» **PROVIDED DATA**
- - -

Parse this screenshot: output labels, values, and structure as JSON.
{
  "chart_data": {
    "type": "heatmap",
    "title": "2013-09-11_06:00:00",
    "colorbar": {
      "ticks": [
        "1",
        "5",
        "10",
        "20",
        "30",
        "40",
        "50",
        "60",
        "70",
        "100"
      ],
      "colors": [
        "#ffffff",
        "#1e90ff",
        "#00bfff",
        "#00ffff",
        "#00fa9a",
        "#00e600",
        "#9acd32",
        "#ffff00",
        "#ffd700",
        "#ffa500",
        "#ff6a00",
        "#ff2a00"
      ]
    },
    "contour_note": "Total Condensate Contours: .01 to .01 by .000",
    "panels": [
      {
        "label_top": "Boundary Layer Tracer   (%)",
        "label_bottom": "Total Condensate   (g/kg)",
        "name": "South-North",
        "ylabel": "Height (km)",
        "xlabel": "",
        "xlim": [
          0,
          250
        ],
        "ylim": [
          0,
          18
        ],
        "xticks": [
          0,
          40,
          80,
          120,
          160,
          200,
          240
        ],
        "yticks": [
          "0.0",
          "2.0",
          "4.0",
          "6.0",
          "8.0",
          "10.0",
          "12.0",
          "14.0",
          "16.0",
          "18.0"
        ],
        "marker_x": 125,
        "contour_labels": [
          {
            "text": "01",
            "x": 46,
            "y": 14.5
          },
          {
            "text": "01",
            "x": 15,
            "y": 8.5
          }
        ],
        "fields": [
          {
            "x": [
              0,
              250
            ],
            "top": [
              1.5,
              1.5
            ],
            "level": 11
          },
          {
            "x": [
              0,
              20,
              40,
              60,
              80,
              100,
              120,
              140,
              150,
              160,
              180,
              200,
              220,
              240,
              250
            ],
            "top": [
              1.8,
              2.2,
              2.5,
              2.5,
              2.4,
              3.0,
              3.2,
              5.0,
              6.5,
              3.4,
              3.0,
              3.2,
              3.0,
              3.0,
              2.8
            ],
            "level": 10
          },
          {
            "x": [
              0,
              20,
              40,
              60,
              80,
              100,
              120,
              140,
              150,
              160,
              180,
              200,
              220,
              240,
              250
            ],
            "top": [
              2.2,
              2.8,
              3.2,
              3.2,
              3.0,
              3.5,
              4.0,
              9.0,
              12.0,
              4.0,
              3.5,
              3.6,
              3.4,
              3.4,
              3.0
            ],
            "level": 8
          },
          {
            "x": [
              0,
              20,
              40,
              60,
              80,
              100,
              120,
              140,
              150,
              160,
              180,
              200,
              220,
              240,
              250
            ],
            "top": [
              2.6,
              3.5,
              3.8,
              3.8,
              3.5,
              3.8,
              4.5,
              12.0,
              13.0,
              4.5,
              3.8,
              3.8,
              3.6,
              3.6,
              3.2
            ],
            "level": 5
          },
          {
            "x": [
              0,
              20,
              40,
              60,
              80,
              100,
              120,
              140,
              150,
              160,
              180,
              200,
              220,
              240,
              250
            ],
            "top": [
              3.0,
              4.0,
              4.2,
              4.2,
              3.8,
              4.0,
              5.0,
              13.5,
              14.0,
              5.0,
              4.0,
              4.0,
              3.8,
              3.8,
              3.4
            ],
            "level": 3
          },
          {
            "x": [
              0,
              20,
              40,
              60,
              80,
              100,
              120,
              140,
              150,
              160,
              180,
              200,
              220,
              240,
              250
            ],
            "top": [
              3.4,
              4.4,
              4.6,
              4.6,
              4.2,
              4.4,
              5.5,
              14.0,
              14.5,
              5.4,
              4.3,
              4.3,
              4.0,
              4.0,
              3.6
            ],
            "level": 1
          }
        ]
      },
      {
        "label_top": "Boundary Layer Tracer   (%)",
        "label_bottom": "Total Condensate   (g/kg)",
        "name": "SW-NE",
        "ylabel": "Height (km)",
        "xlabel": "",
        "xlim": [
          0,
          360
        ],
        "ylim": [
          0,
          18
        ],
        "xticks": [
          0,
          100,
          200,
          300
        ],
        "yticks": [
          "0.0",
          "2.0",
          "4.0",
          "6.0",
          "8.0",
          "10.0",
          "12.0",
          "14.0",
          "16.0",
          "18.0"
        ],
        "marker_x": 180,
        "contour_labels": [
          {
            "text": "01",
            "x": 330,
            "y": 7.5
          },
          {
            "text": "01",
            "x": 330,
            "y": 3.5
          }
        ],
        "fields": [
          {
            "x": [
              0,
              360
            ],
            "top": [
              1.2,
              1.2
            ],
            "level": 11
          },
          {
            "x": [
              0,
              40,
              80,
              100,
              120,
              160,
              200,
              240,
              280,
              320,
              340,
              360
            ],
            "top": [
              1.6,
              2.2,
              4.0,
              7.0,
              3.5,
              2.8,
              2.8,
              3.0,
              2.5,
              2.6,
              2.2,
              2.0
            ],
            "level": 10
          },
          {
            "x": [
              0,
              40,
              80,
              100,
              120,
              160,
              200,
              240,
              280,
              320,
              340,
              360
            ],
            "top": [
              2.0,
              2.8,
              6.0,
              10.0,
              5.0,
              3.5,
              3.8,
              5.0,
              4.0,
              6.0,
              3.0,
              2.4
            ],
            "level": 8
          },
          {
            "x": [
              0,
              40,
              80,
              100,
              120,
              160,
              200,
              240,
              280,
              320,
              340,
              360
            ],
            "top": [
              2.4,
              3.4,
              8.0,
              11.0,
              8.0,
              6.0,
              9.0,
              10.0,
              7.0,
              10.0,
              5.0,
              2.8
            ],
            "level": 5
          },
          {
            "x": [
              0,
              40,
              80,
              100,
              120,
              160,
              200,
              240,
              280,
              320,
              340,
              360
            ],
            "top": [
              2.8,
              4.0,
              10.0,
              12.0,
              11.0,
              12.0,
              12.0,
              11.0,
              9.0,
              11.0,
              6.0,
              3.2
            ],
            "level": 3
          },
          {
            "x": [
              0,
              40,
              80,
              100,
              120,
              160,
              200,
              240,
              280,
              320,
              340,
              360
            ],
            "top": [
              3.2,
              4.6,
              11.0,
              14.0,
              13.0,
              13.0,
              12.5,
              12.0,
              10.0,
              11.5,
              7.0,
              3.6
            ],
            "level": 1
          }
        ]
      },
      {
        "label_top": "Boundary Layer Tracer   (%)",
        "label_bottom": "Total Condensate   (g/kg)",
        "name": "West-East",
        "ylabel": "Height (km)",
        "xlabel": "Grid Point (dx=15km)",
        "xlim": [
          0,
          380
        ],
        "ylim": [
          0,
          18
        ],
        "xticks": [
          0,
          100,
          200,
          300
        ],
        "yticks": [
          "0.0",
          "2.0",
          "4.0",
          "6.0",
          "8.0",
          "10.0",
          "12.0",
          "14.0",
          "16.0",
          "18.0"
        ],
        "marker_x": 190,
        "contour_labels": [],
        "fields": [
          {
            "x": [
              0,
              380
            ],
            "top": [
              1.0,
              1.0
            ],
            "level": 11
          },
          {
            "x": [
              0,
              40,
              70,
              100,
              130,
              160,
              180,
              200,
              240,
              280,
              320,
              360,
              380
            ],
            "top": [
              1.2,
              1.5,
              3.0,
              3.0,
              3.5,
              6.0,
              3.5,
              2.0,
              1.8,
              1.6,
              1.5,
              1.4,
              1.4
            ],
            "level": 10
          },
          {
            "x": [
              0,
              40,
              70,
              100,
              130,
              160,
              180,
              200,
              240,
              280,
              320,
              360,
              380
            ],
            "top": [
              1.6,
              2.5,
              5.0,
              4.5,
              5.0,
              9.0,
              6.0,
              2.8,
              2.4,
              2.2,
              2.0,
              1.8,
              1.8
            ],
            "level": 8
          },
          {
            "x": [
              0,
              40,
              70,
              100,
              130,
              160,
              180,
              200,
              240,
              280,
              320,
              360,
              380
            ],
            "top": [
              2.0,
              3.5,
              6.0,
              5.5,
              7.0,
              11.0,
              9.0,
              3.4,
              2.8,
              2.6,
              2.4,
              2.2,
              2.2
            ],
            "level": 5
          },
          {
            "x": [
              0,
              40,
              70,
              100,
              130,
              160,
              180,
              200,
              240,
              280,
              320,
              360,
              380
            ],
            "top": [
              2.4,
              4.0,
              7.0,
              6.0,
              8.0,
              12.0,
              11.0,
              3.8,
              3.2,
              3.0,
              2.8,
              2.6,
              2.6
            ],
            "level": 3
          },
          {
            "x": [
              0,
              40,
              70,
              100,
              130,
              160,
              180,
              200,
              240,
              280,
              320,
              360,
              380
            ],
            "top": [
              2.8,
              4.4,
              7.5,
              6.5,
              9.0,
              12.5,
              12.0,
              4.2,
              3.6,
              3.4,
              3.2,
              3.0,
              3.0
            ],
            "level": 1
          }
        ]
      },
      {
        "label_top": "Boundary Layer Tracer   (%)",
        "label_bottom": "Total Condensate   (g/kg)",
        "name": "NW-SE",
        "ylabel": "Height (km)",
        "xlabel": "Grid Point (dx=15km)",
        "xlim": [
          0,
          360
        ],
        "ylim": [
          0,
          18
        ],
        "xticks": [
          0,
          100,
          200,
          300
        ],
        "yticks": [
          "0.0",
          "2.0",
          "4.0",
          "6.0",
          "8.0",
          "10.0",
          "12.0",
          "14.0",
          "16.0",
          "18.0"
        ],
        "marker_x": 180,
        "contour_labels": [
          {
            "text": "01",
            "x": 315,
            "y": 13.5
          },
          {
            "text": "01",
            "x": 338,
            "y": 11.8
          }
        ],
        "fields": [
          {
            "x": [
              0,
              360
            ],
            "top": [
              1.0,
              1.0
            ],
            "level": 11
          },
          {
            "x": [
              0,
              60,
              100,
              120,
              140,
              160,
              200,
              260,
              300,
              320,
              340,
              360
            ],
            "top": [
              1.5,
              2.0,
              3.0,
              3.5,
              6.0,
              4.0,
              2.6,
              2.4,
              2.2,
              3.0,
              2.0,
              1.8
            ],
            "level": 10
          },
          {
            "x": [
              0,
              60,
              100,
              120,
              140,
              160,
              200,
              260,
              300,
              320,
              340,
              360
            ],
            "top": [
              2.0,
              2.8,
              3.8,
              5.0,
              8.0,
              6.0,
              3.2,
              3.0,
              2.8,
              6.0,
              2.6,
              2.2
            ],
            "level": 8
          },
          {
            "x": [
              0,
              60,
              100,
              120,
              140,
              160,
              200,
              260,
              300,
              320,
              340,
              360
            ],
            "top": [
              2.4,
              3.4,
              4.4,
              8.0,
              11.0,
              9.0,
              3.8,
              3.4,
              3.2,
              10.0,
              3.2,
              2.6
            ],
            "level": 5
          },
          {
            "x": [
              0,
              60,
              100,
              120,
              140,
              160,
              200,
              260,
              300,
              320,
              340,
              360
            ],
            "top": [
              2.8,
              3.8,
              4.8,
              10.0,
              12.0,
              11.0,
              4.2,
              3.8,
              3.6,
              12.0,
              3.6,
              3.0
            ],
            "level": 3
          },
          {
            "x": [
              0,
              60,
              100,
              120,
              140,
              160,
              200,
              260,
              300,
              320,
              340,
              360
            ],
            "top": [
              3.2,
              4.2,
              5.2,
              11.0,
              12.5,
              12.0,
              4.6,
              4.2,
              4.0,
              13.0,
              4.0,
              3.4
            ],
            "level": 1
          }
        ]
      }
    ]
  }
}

- - -

» **TASK STATEMENT**
Lines that include the word "name" are to be extracted from the data above.

» **COMPLETE ANSWER**
        "name": "South-North",
        "name": "SW-NE",
        "name": "West-East",
        "name": "NW-SE",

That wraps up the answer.